** begin The records **
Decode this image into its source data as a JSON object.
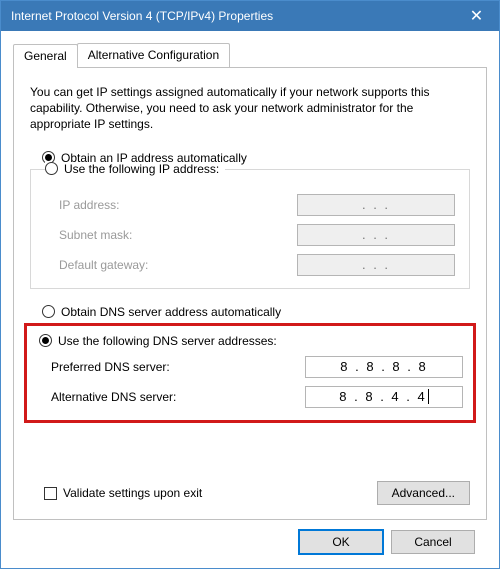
{
  "title": "Internet Protocol Version 4 (TCP/IPv4) Properties",
  "tabs": {
    "general": "General",
    "alt": "Alternative Configuration"
  },
  "intro": "You can get IP settings assigned automatically if your network supports this capability. Otherwise, you need to ask your network administrator for the appropriate IP settings.",
  "ip": {
    "auto": "Obtain an IP address automatically",
    "manual": "Use the following IP address:",
    "addr_label": "IP address:",
    "mask_label": "Subnet mask:",
    "gw_label": "Default gateway:",
    "addr": ".     .     .",
    "mask": ".     .     .",
    "gw": ".     .     ."
  },
  "dns": {
    "auto": "Obtain DNS server address automatically",
    "manual": "Use the following DNS server addresses:",
    "pref_label": "Preferred DNS server:",
    "alt_label": "Alternative DNS server:",
    "pref": "8 . 8 . 8 . 8",
    "alt": "8 . 8 . 4 . 4"
  },
  "validate": "Validate settings upon exit",
  "buttons": {
    "advanced": "Advanced...",
    "ok": "OK",
    "cancel": "Cancel"
  }
}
** end The records **
**Exercise description:**
Copy out every line with the word "server".

**Expected answer:**
    "auto": "Obtain DNS server address automatically",
    "manual": "Use the following DNS server addresses:",
    "pref_label": "Preferred DNS server:",
    "alt_label": "Alternative DNS server:",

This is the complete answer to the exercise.